-- start of DATASET --

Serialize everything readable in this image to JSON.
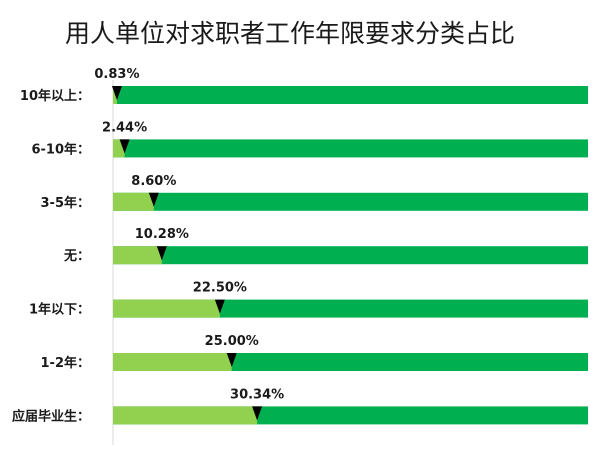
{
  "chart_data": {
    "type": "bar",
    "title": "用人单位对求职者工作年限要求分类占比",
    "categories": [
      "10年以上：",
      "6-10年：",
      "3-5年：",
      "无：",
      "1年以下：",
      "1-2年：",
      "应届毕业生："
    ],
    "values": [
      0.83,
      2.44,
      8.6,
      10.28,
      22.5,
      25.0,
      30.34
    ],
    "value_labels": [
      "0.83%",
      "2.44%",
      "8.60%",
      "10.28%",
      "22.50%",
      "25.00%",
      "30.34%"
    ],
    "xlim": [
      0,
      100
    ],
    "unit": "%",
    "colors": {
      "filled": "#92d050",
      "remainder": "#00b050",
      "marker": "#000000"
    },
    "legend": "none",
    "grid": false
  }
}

-- end of DATASET --
-- start of DATASET --

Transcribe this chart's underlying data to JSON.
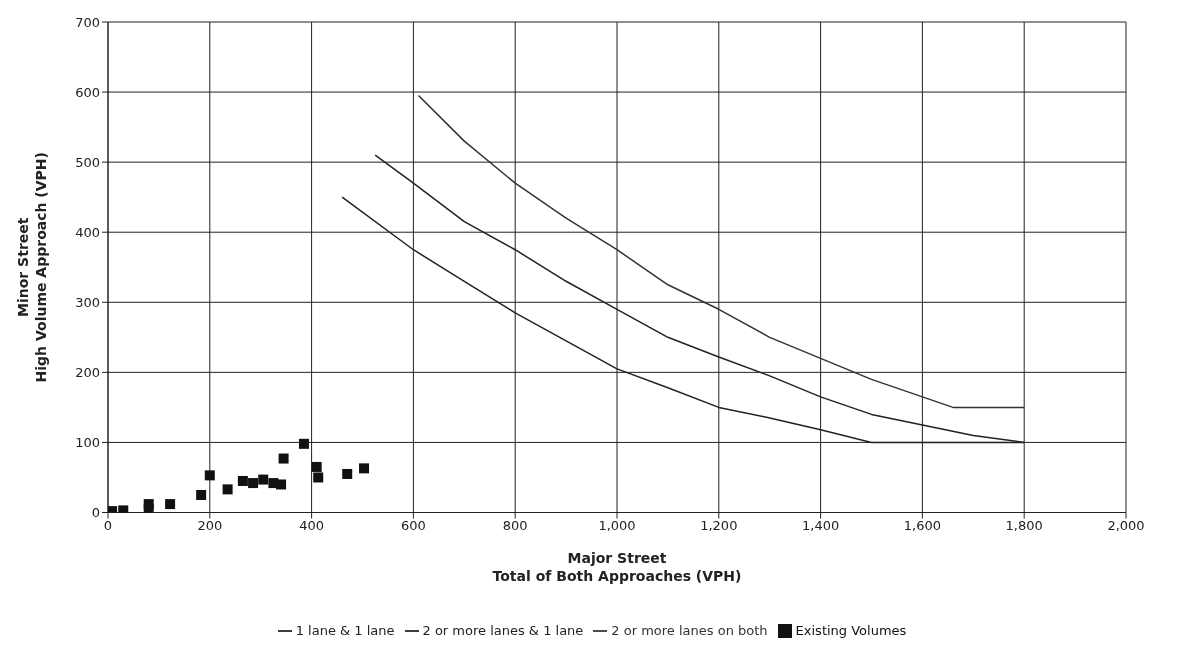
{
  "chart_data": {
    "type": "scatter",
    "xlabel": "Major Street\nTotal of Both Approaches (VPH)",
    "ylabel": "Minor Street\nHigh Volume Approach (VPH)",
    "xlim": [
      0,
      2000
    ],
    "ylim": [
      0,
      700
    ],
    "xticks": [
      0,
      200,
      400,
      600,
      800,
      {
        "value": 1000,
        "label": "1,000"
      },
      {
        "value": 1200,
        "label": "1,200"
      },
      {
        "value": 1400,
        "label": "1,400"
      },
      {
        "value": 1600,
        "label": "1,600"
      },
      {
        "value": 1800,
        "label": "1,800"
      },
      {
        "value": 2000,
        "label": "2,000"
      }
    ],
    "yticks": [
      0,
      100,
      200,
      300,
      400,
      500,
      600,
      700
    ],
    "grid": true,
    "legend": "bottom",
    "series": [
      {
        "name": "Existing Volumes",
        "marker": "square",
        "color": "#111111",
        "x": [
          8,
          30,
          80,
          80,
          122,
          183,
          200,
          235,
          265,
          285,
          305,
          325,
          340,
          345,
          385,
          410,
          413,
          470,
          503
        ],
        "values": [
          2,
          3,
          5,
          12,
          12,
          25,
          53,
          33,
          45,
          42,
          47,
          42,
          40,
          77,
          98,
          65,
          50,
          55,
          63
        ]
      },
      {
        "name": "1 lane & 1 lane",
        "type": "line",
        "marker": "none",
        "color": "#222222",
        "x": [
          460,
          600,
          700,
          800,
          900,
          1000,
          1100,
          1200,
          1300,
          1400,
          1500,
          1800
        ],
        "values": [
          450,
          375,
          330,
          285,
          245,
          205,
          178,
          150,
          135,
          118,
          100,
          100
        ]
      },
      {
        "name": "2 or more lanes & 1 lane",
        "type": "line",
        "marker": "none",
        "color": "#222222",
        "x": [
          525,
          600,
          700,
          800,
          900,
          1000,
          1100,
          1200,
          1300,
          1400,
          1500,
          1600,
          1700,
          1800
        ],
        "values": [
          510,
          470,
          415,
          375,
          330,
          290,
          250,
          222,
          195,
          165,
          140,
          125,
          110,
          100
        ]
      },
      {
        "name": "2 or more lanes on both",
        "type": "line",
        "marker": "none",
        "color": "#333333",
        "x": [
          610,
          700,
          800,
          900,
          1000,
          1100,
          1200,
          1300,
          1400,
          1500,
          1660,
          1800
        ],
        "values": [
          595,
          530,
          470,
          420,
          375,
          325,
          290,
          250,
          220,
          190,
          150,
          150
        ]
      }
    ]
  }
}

-- end of DATASET --

REQUIREMENT: Show every line that contains the word "this".

ANSWER TO THE PROBLEM:
Serialize everything readable in this image to JSON.
Transcribe this chart's underlying data to JSON.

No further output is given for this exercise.